▶ **DATA SHOWN**:
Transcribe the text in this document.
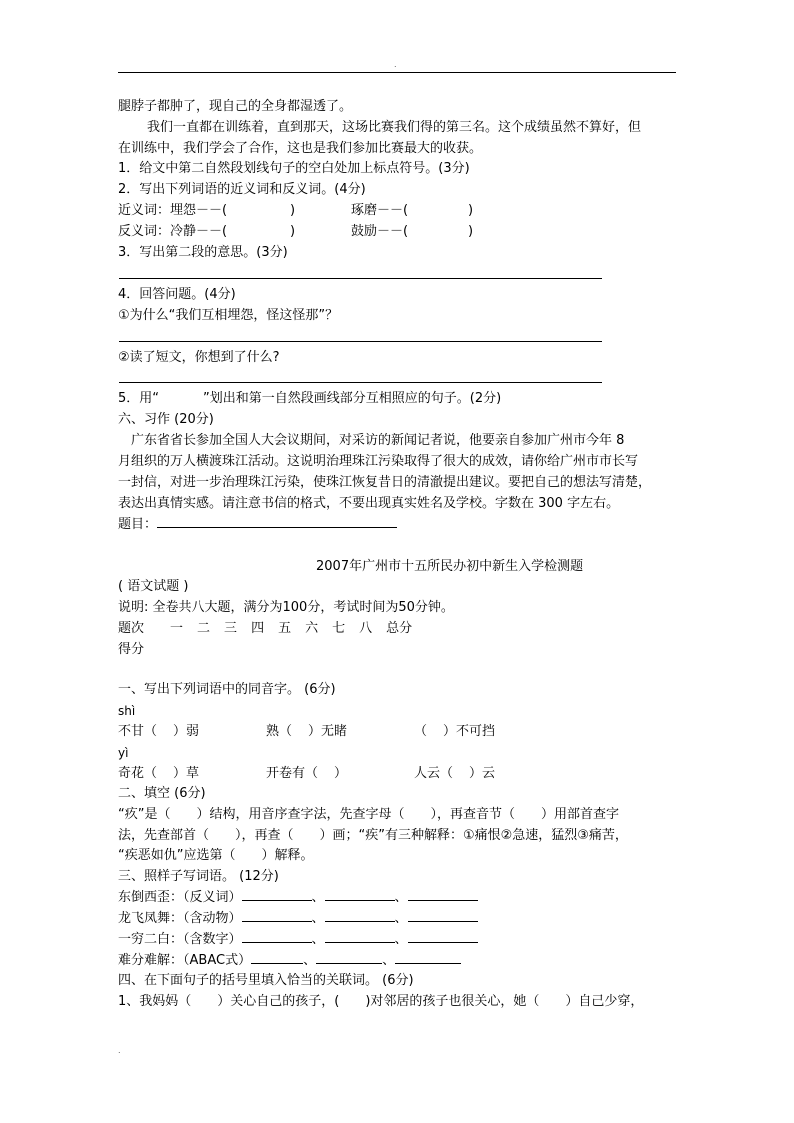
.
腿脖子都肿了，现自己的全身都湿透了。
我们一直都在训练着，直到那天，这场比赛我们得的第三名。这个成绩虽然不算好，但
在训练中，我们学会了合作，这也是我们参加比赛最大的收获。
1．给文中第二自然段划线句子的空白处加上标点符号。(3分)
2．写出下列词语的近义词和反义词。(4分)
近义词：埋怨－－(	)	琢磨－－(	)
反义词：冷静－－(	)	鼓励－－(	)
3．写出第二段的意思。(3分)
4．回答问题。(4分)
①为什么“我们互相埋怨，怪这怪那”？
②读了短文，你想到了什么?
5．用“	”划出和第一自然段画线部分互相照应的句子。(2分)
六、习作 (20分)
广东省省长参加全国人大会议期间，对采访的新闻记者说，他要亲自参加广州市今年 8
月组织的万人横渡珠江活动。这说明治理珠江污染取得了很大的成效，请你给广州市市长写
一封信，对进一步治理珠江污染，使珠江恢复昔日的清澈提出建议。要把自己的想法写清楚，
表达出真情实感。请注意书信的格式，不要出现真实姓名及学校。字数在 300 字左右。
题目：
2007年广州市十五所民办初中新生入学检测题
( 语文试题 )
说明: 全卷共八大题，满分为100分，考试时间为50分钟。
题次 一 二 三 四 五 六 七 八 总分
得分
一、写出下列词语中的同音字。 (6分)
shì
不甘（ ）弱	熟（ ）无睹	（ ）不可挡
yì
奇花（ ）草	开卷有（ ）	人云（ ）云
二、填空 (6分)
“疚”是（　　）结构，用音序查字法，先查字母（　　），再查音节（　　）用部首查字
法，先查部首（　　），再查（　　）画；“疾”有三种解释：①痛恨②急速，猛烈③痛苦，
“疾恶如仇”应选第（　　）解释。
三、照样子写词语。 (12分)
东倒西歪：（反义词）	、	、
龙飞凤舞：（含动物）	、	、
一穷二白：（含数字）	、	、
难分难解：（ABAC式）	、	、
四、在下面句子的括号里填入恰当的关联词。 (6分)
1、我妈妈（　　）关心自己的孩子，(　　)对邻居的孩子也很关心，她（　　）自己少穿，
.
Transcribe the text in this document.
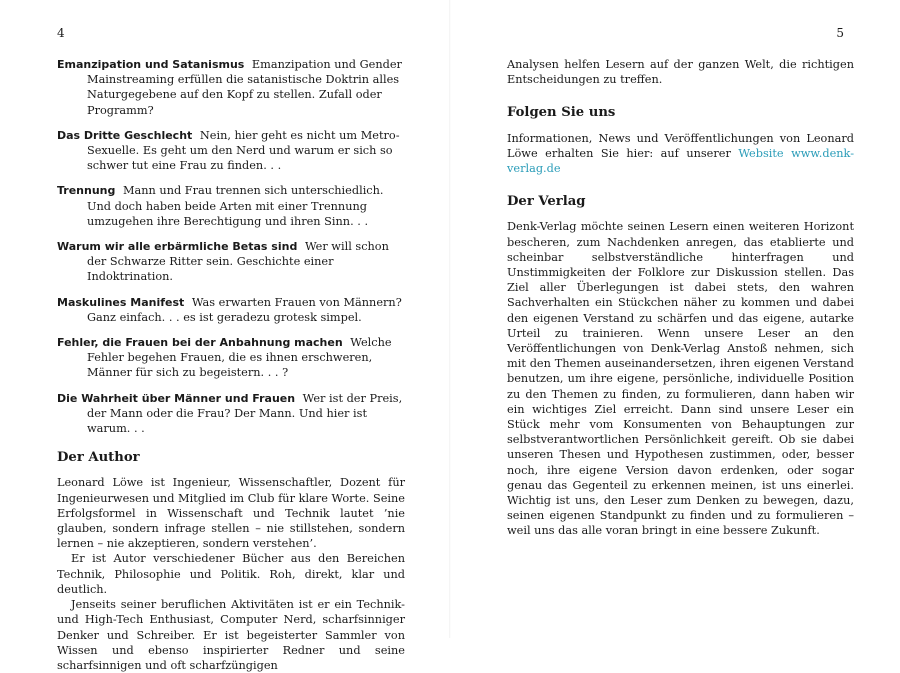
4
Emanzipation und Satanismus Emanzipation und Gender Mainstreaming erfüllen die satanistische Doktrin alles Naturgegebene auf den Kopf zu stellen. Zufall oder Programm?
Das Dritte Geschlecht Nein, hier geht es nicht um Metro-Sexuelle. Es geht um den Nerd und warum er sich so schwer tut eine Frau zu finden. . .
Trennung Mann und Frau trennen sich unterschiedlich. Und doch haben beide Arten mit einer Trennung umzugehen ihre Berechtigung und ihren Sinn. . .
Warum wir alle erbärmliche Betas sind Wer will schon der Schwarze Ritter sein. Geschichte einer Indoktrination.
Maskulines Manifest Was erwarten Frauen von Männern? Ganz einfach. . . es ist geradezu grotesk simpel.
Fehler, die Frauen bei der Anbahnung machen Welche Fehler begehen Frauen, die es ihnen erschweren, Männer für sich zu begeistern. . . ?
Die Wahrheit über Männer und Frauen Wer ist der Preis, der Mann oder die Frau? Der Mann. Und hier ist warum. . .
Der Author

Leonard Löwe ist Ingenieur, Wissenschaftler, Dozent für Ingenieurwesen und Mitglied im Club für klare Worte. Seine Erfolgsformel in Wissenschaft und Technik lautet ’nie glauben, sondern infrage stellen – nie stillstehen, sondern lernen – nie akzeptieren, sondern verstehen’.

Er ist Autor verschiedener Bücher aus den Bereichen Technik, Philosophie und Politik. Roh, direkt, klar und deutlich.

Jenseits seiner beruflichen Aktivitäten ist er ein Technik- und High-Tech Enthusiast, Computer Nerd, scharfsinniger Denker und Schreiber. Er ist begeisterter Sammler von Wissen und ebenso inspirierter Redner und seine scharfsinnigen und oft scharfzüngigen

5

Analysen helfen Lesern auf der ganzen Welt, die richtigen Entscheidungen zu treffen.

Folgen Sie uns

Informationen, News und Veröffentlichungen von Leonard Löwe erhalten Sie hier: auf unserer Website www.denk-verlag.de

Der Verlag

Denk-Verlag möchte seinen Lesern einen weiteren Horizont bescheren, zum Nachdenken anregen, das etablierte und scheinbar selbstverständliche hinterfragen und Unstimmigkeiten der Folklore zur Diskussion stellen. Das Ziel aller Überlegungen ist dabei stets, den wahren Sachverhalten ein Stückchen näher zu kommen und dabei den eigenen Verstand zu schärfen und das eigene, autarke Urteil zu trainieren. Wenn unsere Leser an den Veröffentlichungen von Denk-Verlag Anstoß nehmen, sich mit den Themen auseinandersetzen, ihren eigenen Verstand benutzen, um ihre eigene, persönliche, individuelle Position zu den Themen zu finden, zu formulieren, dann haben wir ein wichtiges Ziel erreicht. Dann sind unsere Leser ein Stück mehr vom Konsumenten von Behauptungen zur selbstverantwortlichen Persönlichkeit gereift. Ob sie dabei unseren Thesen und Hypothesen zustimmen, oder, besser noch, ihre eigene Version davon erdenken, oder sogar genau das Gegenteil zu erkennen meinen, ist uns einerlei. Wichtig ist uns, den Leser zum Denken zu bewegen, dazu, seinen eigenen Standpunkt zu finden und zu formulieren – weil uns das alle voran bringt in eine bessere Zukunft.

---

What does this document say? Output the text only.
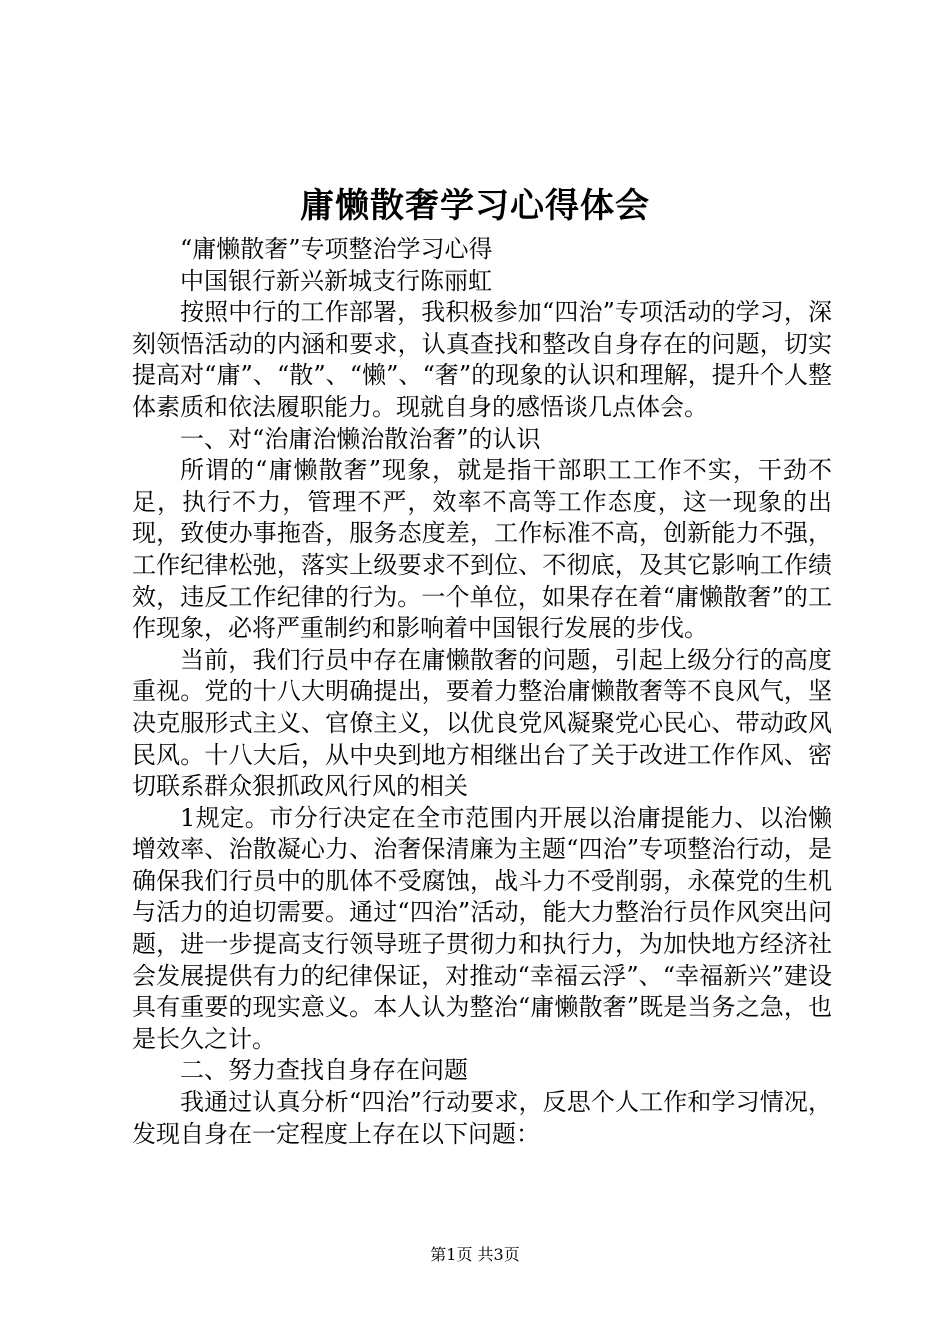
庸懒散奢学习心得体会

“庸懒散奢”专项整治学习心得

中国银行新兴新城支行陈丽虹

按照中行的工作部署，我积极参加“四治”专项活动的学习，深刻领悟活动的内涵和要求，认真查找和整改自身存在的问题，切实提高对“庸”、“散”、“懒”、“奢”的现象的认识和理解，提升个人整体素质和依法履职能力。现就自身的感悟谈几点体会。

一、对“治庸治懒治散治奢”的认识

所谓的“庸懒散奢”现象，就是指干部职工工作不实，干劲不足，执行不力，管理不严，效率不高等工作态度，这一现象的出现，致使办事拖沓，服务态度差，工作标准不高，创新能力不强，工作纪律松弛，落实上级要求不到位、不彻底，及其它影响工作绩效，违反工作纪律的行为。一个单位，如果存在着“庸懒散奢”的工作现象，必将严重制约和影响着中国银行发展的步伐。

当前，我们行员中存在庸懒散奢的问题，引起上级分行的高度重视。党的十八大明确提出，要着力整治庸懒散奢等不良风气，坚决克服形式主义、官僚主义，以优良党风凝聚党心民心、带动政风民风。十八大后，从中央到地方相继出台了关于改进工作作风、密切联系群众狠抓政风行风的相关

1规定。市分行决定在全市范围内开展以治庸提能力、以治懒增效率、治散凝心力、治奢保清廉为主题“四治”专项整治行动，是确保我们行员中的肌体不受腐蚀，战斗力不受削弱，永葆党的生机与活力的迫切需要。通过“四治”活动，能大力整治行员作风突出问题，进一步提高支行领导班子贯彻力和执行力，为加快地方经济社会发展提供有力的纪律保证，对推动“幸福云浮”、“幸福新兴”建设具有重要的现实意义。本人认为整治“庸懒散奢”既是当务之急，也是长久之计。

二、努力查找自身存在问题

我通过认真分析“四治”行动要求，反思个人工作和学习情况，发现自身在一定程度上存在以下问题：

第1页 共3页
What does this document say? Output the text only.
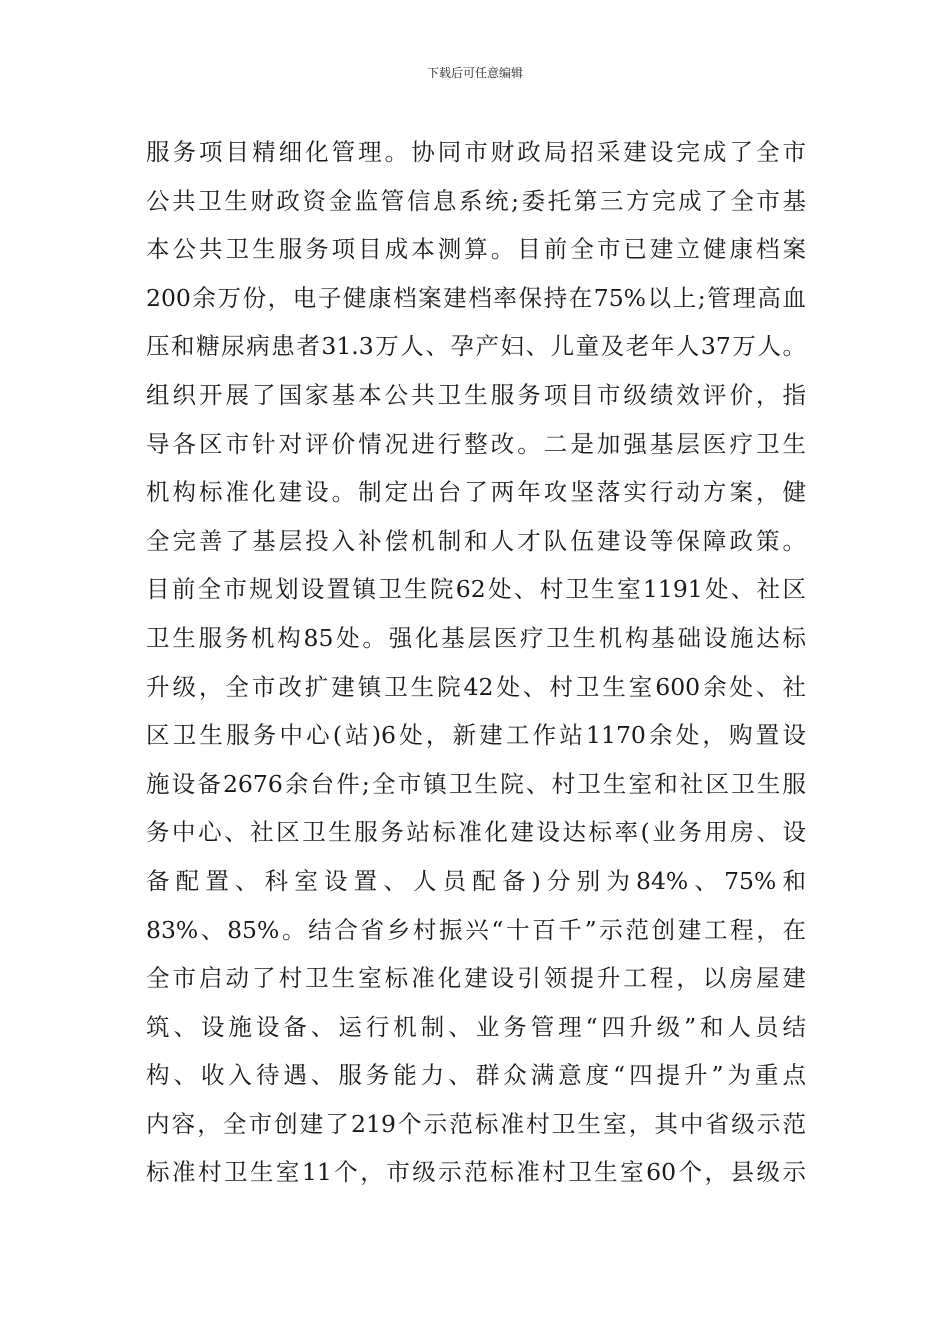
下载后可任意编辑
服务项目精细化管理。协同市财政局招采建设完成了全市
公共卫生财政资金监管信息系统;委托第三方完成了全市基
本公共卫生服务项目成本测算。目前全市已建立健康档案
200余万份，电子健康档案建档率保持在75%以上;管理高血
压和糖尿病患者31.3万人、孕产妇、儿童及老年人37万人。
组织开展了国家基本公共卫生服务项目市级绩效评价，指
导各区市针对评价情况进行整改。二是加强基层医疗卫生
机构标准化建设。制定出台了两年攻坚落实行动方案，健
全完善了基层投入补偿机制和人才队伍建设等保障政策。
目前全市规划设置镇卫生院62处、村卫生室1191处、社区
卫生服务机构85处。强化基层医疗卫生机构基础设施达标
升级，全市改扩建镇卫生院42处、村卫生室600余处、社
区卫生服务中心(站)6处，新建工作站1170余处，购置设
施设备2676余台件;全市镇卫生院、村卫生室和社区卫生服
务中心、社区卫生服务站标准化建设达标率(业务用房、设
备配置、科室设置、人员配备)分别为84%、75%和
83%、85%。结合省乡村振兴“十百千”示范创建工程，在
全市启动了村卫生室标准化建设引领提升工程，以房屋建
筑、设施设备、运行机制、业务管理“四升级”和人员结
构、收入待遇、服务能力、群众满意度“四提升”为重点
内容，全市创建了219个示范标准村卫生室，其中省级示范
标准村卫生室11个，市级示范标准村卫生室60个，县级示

▶ **WHAT THE TASK ASKS**: Among the lines above, count those containing the word "hier" and give nothing but the result.

▶ **FINISHED TASK**: 3